### Instruction
Pictures within the data are to be left out; everything else must be reproduced exactly.
──────── Task material
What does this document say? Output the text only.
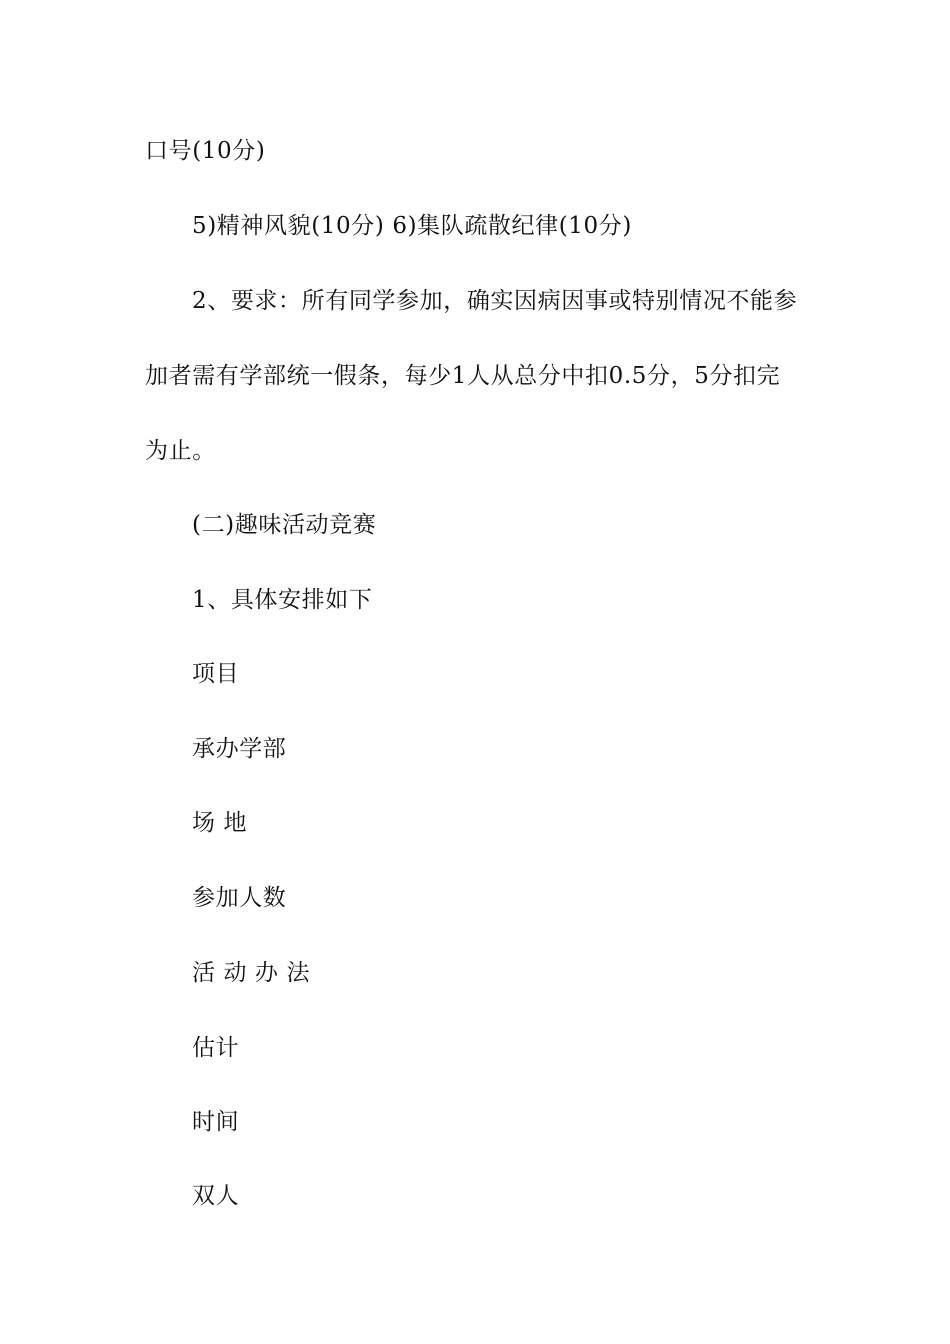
口号(10分)

5)精神风貌(10分) 6)集队疏散纪律(10分)

2、要求：所有同学参加，确实因病因事或特别情况不能参

加者需有学部统一假条，每少1人从总分中扣0.5分，5分扣完

为止。

(二)趣味活动竞赛

1、具体安排如下

项目

承办学部

场 地

参加人数

活 动 办 法

估计

时间

双人
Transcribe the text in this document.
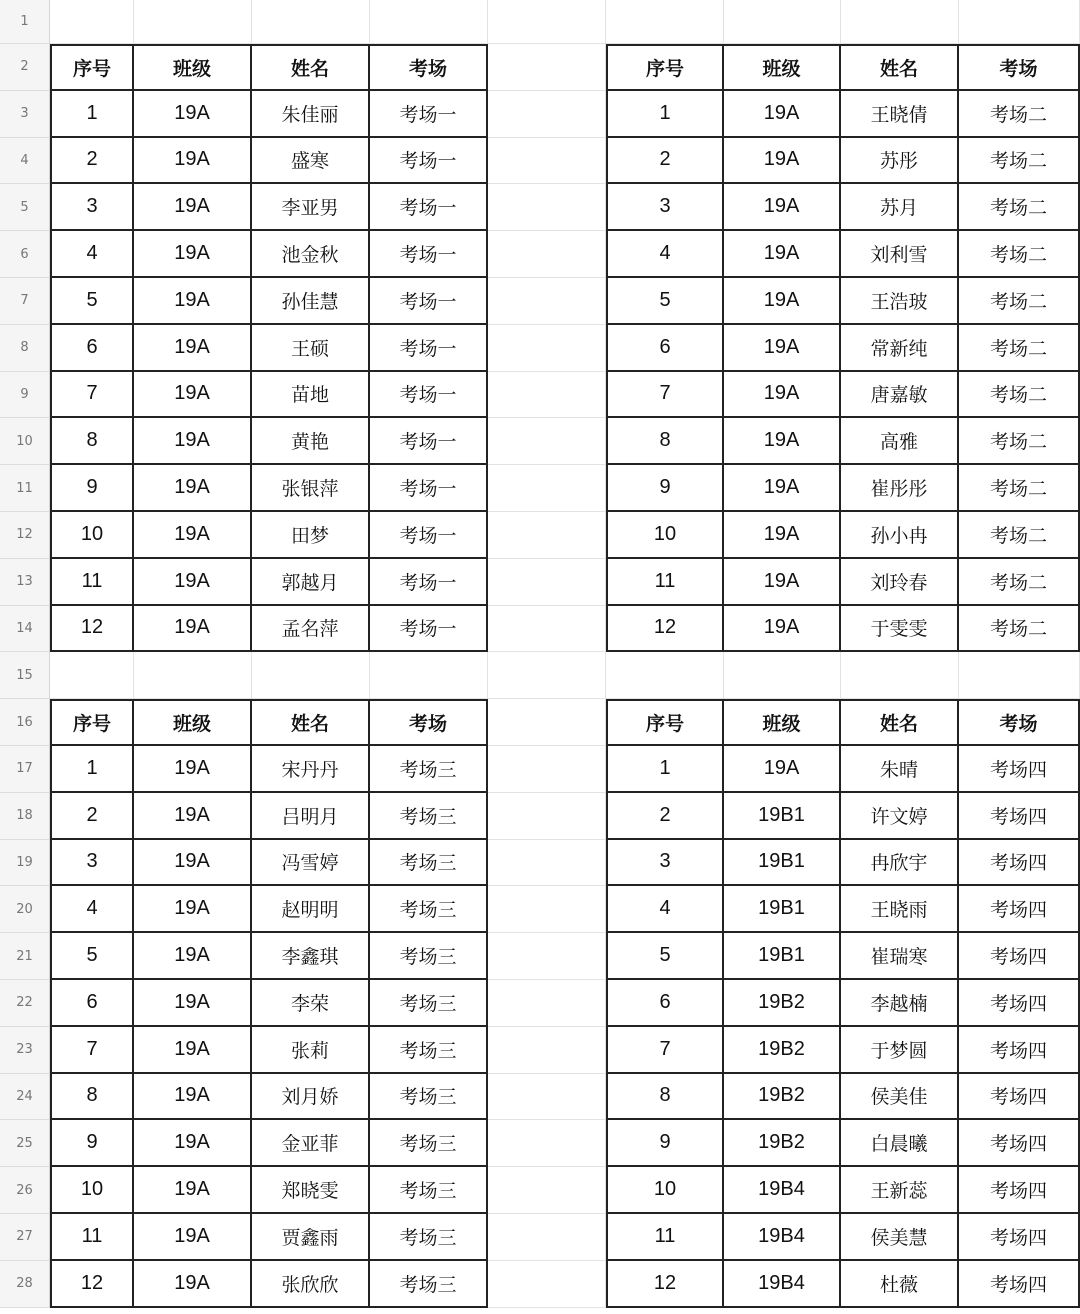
1
2	序号	班级	姓名	考场	序号	班级	姓名	考场
3	1	19A	朱佳丽	考场一	1	19A	王晓倩	考场二
4	2	19A	盛寒	考场一	2	19A	苏彤	考场二
5	3	19A	李亚男	考场一	3	19A	苏月	考场二
6	4	19A	池金秋	考场一	4	19A	刘利雪	考场二
7	5	19A	孙佳慧	考场一	5	19A	王浩玻	考场二
8	6	19A	王硕	考场一	6	19A	常新纯	考场二
9	7	19A	苗地	考场一	7	19A	唐嘉敏	考场二
10	8	19A	黄艳	考场一	8	19A	高雅	考场二
11	9	19A	张银萍	考场一	9	19A	崔彤彤	考场二
12	10	19A	田梦	考场一	10	19A	孙小冉	考场二
13	11	19A	郭越月	考场一	11	19A	刘玲春	考场二
14	12	19A	孟名萍	考场一	12	19A	于雯雯	考场二
15
16	序号	班级	姓名	考场	序号	班级	姓名	考场
17	1	19A	宋丹丹	考场三	1	19A	朱晴	考场四
18	2	19A	吕明月	考场三	2	19B1	许文婷	考场四
19	3	19A	冯雪婷	考场三	3	19B1	冉欣宇	考场四
20	4	19A	赵明明	考场三	4	19B1	王晓雨	考场四
21	5	19A	李鑫琪	考场三	5	19B1	崔瑞寒	考场四
22	6	19A	李荣	考场三	6	19B2	李越楠	考场四
23	7	19A	张莉	考场三	7	19B2	于梦圆	考场四
24	8	19A	刘月娇	考场三	8	19B2	侯美佳	考场四
25	9	19A	金亚菲	考场三	9	19B2	白晨曦	考场四
26	10	19A	郑晓雯	考场三	10	19B4	王新蕊	考场四
27	11	19A	贾鑫雨	考场三	11	19B4	侯美慧	考场四
28	12	19A	张欣欣	考场三	12	19B4	杜薇	考场四
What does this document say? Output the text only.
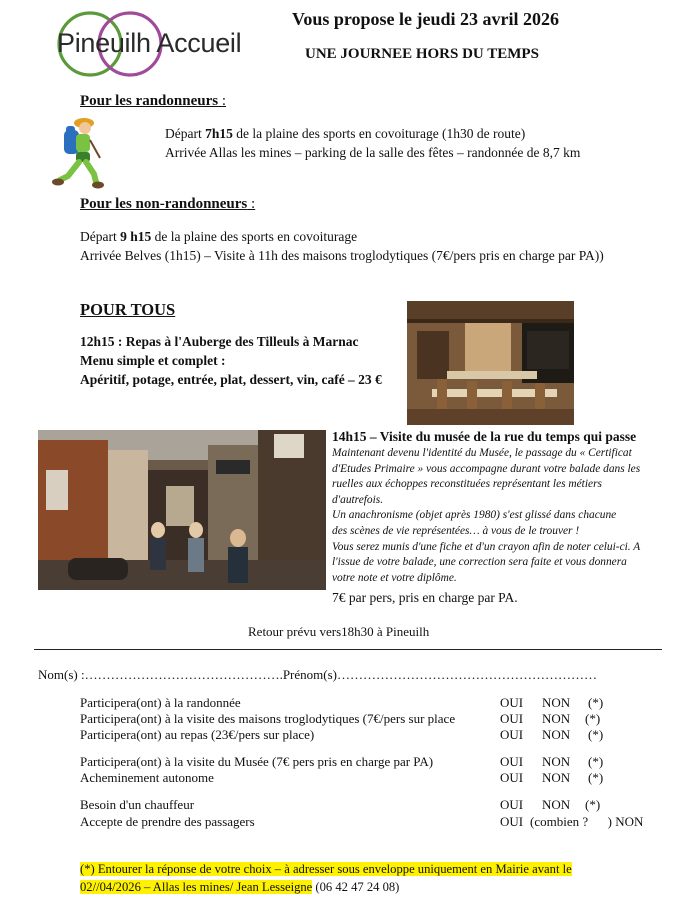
Pineuilh Accueil
Vous propose le jeudi 23 avril 2026
UNE JOURNEE HORS DU TEMPS
Pour les randonneurs :
Départ 7h15 de la plaine des sports en covoiturage (1h30 de route)
Arrivée Allas les mines – parking de la salle des fêtes – randonnée de 8,7 km
Pour les non-randonneurs :
Départ 9 h15 de la plaine des sports en covoiturage
Arrivée Belves (1h15) – Visite à 11h des maisons troglodytiques (7€/pers pris en charge par PA))
POUR TOUS
12h15 : Repas à l'Auberge des Tilleuls à Marnac
Menu simple et complet :
Apéritif, potage, entrée, plat, dessert, vin, café – 23 €
14h15 – Visite du musée de la rue du temps qui passe
Maintenant devenu l'identité du Musée, le passage du « Certificat
d'Etudes Primaire » vous accompagne durant votre balade dans les
ruelles aux échoppes reconstituées représentant les métiers
d'autrefois.
Un anachronisme (objet après 1980) s'est glissé dans chacune
des scènes de vie représentées… à vous de le trouver !
Vous serez munis d'une fiche et d'un crayon afin de noter celui-ci. A
l'issue de votre balade, une correction sera faite et vous donnera
votre note et votre diplôme.
7€ par pers, pris en charge par PA.
Retour prévu vers18h30 à Pineuilh
Nom(s) :……………………………………….Prénom(s)……………………………………………………
Participera(ont) à la randonnée	OUI NON (*)
Participera(ont) à la visite des maisons troglodytiques (7€/pers sur place	OUI NON (*)
Participera(ont) au repas (23€/pers sur place)	OUI NON (*)
Participera(ont) à la visite du Musée (7€ pers pris en charge par PA)	OUI NON (*)
Acheminement autonome	OUI NON (*)
Besoin d'un chauffeur	OUI NON (*)
Accepte de prendre des passagers	OUI (combien ?      ) NON
(*) Entourer la réponse de votre choix – à adresser sous enveloppe uniquement en Mairie avant le
02//04/2026 – Allas les mines/ Jean Lesseigne (06 42 47 24 08)
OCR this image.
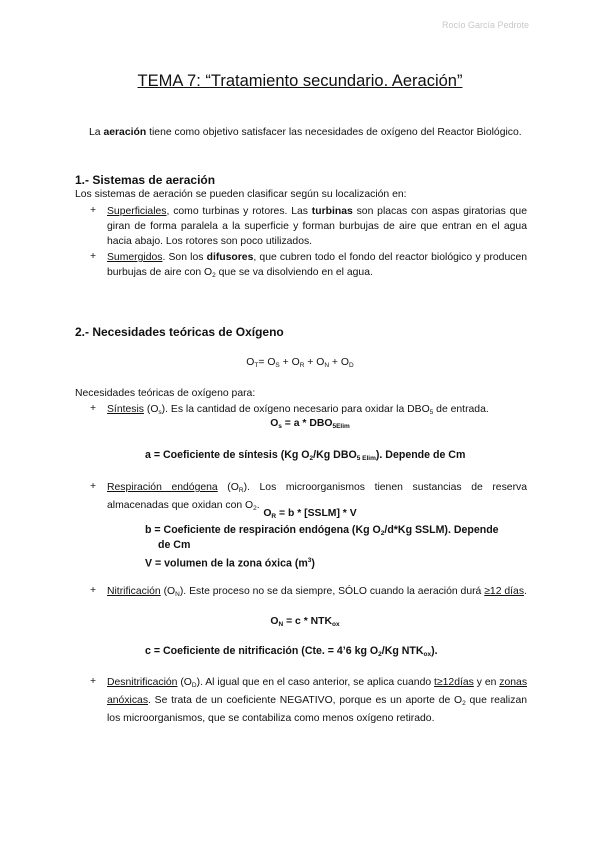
Rocío García Pedrote
TEMA 7: “Tratamiento secundario. Aeración”
La aeración tiene como objetivo satisfacer las necesidades de oxígeno del Reactor Biológico.
1.- Sistemas de aeración
Los sistemas de aeración se pueden clasificar según su localización en:
+ Superficiales, como turbinas y rotores. Las turbinas son placas con aspas giratorias que giran de forma paralela a la superficie y forman burbujas de aire que entran en el agua hacia abajo. Los rotores son poco utilizados.
+ Sumergidos. Son los difusores, que cubren todo el fondo del reactor biológico y producen burbujas de aire con $O_2$ que se va disolviendo en el agua.
2.- Necesidades teóricas de Oxígeno
$O_T= O_S + O_R + O_N + O_D$
Necesidades teóricas de oxígeno para:
+ Síntesis $(O_s)$. Es la cantidad de oxígeno necesario para oxidar la $DBO_5$ de entrada.
$O_s = a * DBO_{5Elim}$
a = Coeficiente de síntesis (Kg $O_2/Kg$ $DBO_{5 Elim}$). Depende de Cm
+ Respiración endógena $(O_R)$. Los microorganismos tienen sustancias de reserva almacenadas que oxidan con $O_2$.
$O_R = b$ * [SSLM] * V
b = Coeficiente de respiración endógena (Kg $O_2/d*Kg$ SSLM). Depende
de Cm
V = volumen de la zona óxica $(m^3)$
+ Nitrificación $(O_N)$. Este proceso no se da siempre, SÓLO cuando la aeración durá ≥12 días.
$O_N = c * NTK_{ox}$
c = Coeficiente de nitrificación (Cte. = 4’6 kg $O_2/Kg$ $NTK_{ox}$).
+ Desnitrificación $(O_D)$. Al igual que en el caso anterior, se aplica cuando t≥12días y en zonas anóxicas. Se trata de un coeficiente NEGATIVO, porque es un aporte de $O_2$ que realizan los microorganismos, que se contabiliza como menos oxígeno retirado.
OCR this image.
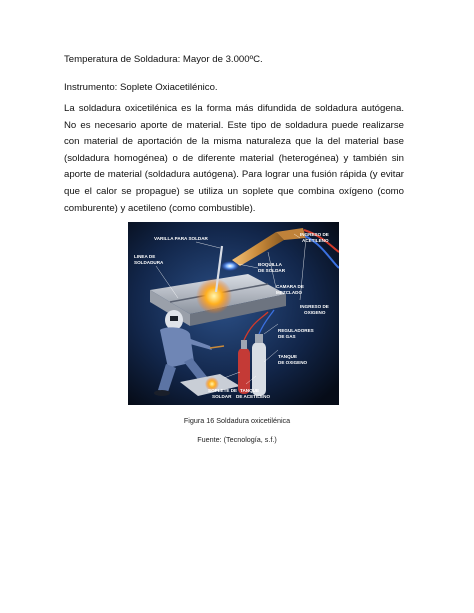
Temperatura de Soldadura: Mayor de 3.000ºC.

Instrumento: Soplete Oxiacetilénico.

La soldadura oxicetilénica es la forma más difundida de soldadura autógena. No es necesario aporte de material. Este tipo de soldadura puede realizarse con material de aportación de la misma naturaleza que la del material base (soldadura homogénea) o de diferente material (heterogénea) y también sin aporte de material (soldadura autógena). Para lograr una fusión rápida (y evitar que el calor se propague) se utiliza un soplete que combina oxígeno (como comburente) y acetileno (como combustible).

VARILLA PARA SOLDAR
LINEA DE
SOLDADURA	BOQUILLA
DE SOLDAR
INGRESO DE
ACETILENO
CAMARA DE
MEZCLADO
INGRESO DE
OXIGENO
REGULADORES
DE GAS
TANQUE
DE OXIGENO
SOPLETE DE
SOLDAR
TANQUE
DE ACETILENO

Figura 16 Soldadura oxicetilénica

Fuente: (Tecnología, s.f.)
────────────────
### Solution to this problem
What does this document say? Output the text only.
口号(10分)

5)精神风貌(10分) 6)集队疏散纪律(10分)

2、要求：所有同学参加，确实因病因事或特别情况不能参

加者需有学部统一假条，每少1人从总分中扣0.5分，5分扣完

为止。

(二)趣味活动竞赛

1、具体安排如下

项目

承办学部

场 地

参加人数

活 动 办 法

估计

时间

双人
Transcribe the text in this document.
1
2	序号	班级	姓名	考场	序号	班级	姓名	考场
3	1	19A	朱佳丽	考场一	1	19A	王晓倩	考场二
4	2	19A	盛寒	考场一	2	19A	苏彤	考场二
5	3	19A	李亚男	考场一	3	19A	苏月	考场二
6	4	19A	池金秋	考场一	4	19A	刘利雪	考场二
7	5	19A	孙佳慧	考场一	5	19A	王浩玻	考场二
8	6	19A	王硕	考场一	6	19A	常新纯	考场二
9	7	19A	苗地	考场一	7	19A	唐嘉敏	考场二
10	8	19A	黄艳	考场一	8	19A	高雅	考场二
11	9	19A	张银萍	考场一	9	19A	崔彤彤	考场二
12	10	19A	田梦	考场一	10	19A	孙小冉	考场二
13	11	19A	郭越月	考场一	11	19A	刘玲春	考场二
14	12	19A	孟名萍	考场一	12	19A	于雯雯	考场二
15
16	序号	班级	姓名	考场	序号	班级	姓名	考场
17	1	19A	宋丹丹	考场三	1	19A	朱晴	考场四
18	2	19A	吕明月	考场三	2	19B1	许文婷	考场四
19	3	19A	冯雪婷	考场三	3	19B1	冉欣宇	考场四
20	4	19A	赵明明	考场三	4	19B1	王晓雨	考场四
21	5	19A	李鑫琪	考场三	5	19B1	崔瑞寒	考场四
22	6	19A	李荣	考场三	6	19B2	李越楠	考场四
23	7	19A	张莉	考场三	7	19B2	于梦圆	考场四
24	8	19A	刘月娇	考场三	8	19B2	侯美佳	考场四
25	9	19A	金亚菲	考场三	9	19B2	白晨曦	考场四
26	10	19A	郑晓雯	考场三	10	19B4	王新蕊	考场四
27	11	19A	贾鑫雨	考场三	11	19B4	侯美慧	考场四
28	12	19A	张欣欣	考场三	12	19B4	杜薇	考场四
What does this document say? Output the text only.
Pineuilh Accueil
Vous propose le jeudi 23 avril 2026
UNE JOURNEE HORS DU TEMPS
Pour les randonneurs :
Départ 7h15 de la plaine des sports en covoiturage (1h30 de route)
Arrivée Allas les mines – parking de la salle des fêtes – randonnée de 8,7 km
Pour les non-randonneurs :
Départ 9 h15 de la plaine des sports en covoiturage
Arrivée Belves (1h15) – Visite à 11h des maisons troglodytiques (7€/pers pris en charge par PA))
POUR TOUS
12h15 : Repas à l'Auberge des Tilleuls à Marnac
Menu simple et complet :
Apéritif, potage, entrée, plat, dessert, vin, café – 23 €
14h15 – Visite du musée de la rue du temps qui passe
Maintenant devenu l'identité du Musée, le passage du « Certificat
d'Etudes Primaire » vous accompagne durant votre balade dans les
ruelles aux échoppes reconstituées représentant les métiers
d'autrefois.
Un anachronisme (objet après 1980) s'est glissé dans chacune
des scènes de vie représentées… à vous de le trouver !
Vous serez munis d'une fiche et d'un crayon afin de noter celui-ci. A
l'issue de votre balade, une correction sera faite et vous donnera
votre note et votre diplôme.
7€ par pers, pris en charge par PA.
Retour prévu vers18h30 à Pineuilh
Nom(s) :……………………………………….Prénom(s)……………………………………………………
Participera(ont) à la randonnée	OUI NON (*)
Participera(ont) à la visite des maisons troglodytiques (7€/pers sur place	OUI NON (*)
Participera(ont) au repas (23€/pers sur place)	OUI NON (*)
Participera(ont) à la visite du Musée (7€ pers pris en charge par PA)	OUI NON (*)
Acheminement autonome	OUI NON (*)
Besoin d'un chauffeur	OUI NON (*)
Accepte de prendre des passagers	OUI (combien ?      ) NON
(*) Entourer la réponse de votre choix – à adresser sous enveloppe uniquement en Mairie avant le
02//04/2026 – Allas les mines/ Jean Lesseigne (06 42 47 24 08)
OCR this image.
Rocío García Pedrote
TEMA 7: “Tratamiento secundario. Aeración”
La aeración tiene como objetivo satisfacer las necesidades de oxígeno del Reactor Biológico.
1.- Sistemas de aeración
Los sistemas de aeración se pueden clasificar según su localización en:
+ Superficiales, como turbinas y rotores. Las turbinas son placas con aspas giratorias que giran de forma paralela a la superficie y forman burbujas de aire que entran en el agua hacia abajo. Los rotores son poco utilizados.
+ Sumergidos. Son los difusores, que cubren todo el fondo del reactor biológico y producen burbujas de aire con $O_2$ que se va disolviendo en el agua.
2.- Necesidades teóricas de Oxígeno
$O_T= O_S + O_R + O_N + O_D$
Necesidades teóricas de oxígeno para:
+ Síntesis $(O_s)$. Es la cantidad de oxígeno necesario para oxidar la $DBO_5$ de entrada.
$O_s = a * DBO_{5Elim}$
a = Coeficiente de síntesis (Kg $O_2/Kg$ $DBO_{5 Elim}$). Depende de Cm
+ Respiración endógena $(O_R)$. Los microorganismos tienen sustancias de reserva almacenadas que oxidan con $O_2$.
$O_R = b$ * [SSLM] * V
b = Coeficiente de respiración endógena (Kg $O_2/d*Kg$ SSLM). Depende
de Cm
V = volumen de la zona óxica $(m^3)$
+ Nitrificación $(O_N)$. Este proceso no se da siempre, SÓLO cuando la aeración durá ≥12 días.
$O_N = c * NTK_{ox}$
c = Coeficiente de nitrificación (Cte. = 4’6 kg $O_2/Kg$ $NTK_{ox}$).
+ Desnitrificación $(O_D)$. Al igual que en el caso anterior, se aplica cuando t≥12días y en zonas anóxicas. Se trata de un coeficiente NEGATIVO, porque es un aporte de $O_2$ que realizan los microorganismos, que se contabiliza como menos oxígeno retirado.
OCR this image.
Temperatura de Soldadura: Mayor de 3.000ºC.

Instrumento: Soplete Oxiacetilénico.

La soldadura oxicetilénica es la forma más difundida de soldadura autógena. No es necesario aporte de material. Este tipo de soldadura puede realizarse con material de aportación de la misma naturaleza que la del material base (soldadura homogénea) o de diferente material (heterogénea) y también sin aporte de material (soldadura autógena). Para lograr una fusión rápida (y evitar que el calor se propague) se utiliza un soplete que combina oxígeno (como comburente) y acetileno (como combustible).

VARILLA PARA SOLDAR
LINEA DE
SOLDADURA	BOQUILLA
DE SOLDAR
INGRESO DE
ACETILENO
CAMARA DE
MEZCLADO
INGRESO DE
OXIGENO
REGULADORES
DE GAS
TANQUE
DE OXIGENO
SOPLETE DE
SOLDAR
TANQUE
DE ACETILENO

Figura 16 Soldadura oxicetilénica

Fuente: (Tecnología, s.f.)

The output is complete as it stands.